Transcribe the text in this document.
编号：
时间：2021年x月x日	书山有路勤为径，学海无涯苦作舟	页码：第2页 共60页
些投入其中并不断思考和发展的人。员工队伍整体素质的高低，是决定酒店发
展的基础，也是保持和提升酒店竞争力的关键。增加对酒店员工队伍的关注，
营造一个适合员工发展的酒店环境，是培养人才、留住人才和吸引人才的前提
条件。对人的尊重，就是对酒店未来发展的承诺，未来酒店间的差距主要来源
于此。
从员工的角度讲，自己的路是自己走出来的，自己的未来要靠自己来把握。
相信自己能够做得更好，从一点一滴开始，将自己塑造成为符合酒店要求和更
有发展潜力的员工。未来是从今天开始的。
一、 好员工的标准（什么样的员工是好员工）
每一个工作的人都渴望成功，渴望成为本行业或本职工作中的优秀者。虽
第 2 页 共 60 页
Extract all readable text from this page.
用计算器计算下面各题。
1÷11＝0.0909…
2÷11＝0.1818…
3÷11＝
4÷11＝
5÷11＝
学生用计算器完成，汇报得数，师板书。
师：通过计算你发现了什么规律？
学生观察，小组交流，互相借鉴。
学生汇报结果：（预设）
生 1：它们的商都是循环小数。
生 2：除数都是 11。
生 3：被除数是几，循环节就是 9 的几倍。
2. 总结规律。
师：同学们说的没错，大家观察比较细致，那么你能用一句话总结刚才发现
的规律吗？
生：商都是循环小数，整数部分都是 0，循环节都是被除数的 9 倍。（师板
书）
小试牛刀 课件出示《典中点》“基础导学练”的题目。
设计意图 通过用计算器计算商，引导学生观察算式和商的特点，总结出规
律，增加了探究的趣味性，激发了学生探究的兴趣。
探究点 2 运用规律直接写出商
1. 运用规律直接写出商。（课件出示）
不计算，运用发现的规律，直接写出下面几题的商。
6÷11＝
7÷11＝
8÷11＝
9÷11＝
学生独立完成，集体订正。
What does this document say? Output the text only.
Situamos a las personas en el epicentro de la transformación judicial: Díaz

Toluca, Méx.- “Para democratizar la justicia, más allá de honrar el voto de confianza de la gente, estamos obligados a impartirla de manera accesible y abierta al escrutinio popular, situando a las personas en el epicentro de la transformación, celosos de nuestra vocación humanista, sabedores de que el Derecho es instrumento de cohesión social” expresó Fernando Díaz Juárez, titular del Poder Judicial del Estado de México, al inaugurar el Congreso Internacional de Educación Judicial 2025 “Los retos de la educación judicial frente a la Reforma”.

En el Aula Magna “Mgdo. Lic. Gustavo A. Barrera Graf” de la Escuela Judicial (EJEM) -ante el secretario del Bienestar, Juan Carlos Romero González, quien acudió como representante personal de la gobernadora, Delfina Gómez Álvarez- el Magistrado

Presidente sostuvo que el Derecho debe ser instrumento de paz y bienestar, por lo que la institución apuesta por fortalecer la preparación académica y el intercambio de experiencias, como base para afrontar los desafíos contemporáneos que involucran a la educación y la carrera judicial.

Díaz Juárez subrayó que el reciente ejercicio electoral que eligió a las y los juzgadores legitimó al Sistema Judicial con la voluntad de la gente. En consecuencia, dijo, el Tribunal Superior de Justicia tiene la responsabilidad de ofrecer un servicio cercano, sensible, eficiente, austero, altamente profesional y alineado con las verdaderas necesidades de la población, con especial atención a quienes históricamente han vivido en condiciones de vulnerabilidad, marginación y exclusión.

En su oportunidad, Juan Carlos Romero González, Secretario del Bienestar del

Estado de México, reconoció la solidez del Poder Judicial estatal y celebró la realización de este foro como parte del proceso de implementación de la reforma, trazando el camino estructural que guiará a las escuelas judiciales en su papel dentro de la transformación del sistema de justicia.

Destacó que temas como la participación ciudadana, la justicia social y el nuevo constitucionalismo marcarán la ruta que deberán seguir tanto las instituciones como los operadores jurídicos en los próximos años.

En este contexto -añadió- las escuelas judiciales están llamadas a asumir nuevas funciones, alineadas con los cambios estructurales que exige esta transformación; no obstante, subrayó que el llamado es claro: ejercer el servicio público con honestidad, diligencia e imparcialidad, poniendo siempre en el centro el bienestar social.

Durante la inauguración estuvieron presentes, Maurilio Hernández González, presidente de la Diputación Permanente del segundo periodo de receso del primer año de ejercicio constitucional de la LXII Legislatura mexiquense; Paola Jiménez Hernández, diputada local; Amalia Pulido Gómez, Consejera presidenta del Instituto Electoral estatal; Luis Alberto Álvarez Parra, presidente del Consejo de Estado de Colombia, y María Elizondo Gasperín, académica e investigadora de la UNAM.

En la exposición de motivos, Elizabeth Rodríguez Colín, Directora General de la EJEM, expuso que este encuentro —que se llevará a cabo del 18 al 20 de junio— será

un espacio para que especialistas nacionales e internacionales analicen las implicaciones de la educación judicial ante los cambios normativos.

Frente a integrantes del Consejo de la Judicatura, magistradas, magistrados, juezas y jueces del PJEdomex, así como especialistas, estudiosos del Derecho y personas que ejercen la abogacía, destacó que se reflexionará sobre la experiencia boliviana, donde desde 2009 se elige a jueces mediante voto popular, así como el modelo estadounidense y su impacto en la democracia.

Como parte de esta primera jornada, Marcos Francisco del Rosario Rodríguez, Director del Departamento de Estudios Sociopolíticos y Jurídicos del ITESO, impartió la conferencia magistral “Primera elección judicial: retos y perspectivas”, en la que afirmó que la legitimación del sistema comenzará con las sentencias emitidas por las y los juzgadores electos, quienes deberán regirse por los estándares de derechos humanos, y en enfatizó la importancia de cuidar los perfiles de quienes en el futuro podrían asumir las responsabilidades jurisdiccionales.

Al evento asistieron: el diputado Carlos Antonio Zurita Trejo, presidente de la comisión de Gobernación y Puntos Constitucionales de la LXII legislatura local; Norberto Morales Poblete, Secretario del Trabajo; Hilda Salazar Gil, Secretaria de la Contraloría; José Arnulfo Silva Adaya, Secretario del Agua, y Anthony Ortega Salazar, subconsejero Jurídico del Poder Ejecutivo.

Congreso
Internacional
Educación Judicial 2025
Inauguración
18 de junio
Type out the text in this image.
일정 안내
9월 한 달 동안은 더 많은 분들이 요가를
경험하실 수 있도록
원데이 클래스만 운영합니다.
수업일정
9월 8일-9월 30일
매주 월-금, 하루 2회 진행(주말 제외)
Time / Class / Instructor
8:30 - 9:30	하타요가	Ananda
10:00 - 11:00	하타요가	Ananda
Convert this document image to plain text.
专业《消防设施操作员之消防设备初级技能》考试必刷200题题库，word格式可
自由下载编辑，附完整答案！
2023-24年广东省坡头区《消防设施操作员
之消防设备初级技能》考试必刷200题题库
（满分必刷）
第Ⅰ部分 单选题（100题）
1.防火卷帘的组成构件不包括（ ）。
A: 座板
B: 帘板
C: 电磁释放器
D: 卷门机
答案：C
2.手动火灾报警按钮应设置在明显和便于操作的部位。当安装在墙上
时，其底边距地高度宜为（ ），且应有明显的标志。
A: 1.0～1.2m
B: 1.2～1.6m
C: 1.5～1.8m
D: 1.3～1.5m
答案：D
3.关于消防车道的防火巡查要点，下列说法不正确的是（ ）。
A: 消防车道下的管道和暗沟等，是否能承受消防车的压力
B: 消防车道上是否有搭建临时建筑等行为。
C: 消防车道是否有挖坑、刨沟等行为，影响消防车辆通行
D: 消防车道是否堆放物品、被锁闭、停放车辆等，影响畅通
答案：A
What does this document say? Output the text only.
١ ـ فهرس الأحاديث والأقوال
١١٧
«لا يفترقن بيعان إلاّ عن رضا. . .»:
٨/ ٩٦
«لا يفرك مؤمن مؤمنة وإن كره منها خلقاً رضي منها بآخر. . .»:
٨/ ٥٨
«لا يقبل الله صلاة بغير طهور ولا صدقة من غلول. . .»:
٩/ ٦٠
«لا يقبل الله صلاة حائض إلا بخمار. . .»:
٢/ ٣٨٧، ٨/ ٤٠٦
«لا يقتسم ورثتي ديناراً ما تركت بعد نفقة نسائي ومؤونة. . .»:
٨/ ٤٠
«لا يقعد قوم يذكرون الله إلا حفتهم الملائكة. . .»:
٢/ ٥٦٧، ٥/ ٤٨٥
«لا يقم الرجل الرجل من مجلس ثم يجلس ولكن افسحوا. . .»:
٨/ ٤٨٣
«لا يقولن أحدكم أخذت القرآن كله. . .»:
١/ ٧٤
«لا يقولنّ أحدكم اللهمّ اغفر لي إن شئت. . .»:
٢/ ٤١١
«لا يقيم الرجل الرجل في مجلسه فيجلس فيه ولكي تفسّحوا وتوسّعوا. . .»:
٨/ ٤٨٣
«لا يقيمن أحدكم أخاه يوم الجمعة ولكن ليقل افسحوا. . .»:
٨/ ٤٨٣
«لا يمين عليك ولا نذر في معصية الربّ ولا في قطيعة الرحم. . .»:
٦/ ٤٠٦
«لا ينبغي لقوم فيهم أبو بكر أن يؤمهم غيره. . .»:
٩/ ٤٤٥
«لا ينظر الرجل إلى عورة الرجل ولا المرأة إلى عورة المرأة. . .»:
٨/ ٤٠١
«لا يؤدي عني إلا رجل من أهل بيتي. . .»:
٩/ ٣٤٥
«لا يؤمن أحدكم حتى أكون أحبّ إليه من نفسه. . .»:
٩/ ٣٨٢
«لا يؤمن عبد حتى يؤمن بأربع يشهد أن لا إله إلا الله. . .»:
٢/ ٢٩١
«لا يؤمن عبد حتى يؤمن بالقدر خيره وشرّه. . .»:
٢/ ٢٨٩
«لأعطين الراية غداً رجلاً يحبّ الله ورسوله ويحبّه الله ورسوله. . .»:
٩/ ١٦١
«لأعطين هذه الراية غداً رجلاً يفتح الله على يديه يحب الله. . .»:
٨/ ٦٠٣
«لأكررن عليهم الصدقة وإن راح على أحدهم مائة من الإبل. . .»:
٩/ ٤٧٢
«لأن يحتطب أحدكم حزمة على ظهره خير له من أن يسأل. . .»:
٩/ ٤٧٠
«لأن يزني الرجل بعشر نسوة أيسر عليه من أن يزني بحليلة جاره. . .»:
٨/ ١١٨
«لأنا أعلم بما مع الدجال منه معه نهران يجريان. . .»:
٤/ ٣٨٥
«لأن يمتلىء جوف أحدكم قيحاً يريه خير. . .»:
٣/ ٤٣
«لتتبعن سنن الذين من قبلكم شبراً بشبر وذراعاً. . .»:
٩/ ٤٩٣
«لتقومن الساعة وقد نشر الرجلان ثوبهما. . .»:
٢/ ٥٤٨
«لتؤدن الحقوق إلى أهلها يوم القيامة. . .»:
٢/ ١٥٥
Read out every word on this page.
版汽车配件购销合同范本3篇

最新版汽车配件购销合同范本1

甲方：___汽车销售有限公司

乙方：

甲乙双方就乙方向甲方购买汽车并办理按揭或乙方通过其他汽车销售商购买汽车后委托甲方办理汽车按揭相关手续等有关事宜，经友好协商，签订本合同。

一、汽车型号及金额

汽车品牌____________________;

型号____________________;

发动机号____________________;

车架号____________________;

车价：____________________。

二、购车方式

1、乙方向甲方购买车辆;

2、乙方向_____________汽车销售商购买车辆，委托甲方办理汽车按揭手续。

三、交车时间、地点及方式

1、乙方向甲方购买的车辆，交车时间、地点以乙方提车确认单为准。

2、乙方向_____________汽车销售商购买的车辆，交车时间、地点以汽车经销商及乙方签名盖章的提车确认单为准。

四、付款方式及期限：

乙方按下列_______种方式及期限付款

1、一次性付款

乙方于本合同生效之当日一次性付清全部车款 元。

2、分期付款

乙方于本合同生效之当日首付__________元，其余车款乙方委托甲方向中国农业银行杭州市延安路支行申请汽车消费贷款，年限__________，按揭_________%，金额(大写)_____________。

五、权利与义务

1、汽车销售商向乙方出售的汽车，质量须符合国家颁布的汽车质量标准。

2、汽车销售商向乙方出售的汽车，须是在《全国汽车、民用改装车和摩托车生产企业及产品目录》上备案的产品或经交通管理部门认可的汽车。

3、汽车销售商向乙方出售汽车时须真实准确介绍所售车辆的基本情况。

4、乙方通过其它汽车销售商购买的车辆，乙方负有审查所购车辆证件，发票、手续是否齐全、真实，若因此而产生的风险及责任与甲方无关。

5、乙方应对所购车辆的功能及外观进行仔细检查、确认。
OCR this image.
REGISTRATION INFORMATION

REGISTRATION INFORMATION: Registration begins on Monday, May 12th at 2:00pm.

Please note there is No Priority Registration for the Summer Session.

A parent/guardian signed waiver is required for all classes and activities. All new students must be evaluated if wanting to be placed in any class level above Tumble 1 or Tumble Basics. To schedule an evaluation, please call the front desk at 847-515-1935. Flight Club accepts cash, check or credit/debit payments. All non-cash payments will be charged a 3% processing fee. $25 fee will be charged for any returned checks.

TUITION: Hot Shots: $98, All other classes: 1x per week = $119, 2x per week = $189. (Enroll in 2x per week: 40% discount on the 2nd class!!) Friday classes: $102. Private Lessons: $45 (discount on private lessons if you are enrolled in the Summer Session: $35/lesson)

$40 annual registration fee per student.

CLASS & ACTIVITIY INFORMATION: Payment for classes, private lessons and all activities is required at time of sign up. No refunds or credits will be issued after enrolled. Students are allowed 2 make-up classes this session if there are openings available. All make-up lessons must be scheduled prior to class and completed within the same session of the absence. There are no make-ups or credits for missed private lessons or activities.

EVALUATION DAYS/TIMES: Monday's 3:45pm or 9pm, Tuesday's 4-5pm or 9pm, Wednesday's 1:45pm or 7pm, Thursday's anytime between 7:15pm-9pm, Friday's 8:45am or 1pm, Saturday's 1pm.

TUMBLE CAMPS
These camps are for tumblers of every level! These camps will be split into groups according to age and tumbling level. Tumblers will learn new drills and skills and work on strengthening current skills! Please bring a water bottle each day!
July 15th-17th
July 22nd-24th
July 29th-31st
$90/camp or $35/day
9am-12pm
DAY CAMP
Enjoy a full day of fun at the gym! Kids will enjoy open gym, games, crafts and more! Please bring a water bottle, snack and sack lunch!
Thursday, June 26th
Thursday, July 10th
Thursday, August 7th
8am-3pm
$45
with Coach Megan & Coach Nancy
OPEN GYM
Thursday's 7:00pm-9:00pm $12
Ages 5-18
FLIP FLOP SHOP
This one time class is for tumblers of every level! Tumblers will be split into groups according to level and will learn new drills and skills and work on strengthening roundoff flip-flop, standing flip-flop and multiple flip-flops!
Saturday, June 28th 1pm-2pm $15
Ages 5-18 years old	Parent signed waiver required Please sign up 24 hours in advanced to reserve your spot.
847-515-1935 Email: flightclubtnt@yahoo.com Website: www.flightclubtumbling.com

--------------------------------

*Short problem*.
Which lines contain the word "Juárez"? Copy each of them.

*Exercise output*.
Toluca, Méx.- “Para democratizar la justicia, más allá de honrar el voto de confianza de la gente, estamos obligados a impartirla de manera accesible y abierta al escrutinio popular, situando a las personas en el epicentro de la transformación, celosos de nuestra vocación humanista, sabedores de que el Derecho es instrumento de cohesión social” expresó Fernando Díaz Juárez, titular del Poder Judicial del Estado de México, al inaugurar el Congreso Internacional de Educación Judicial 2025 “Los retos de la educación judicial frente a la Reforma”.
Díaz Juárez subrayó que el reciente ejercicio electoral que eligió a las y los juzgadores legitimó al Sistema Judicial con la voluntad de la gente. En consecuencia, dijo, el Tribunal Superior de Justicia tiene la responsabilidad de ofrecer un servicio cercano, sensible, eficiente, austero, altamente profesional y alineado con las verdaderas necesidades de la población, con especial atención a quienes históricamente han vivido en condiciones de vulnerabilidad, marginación y exclusión.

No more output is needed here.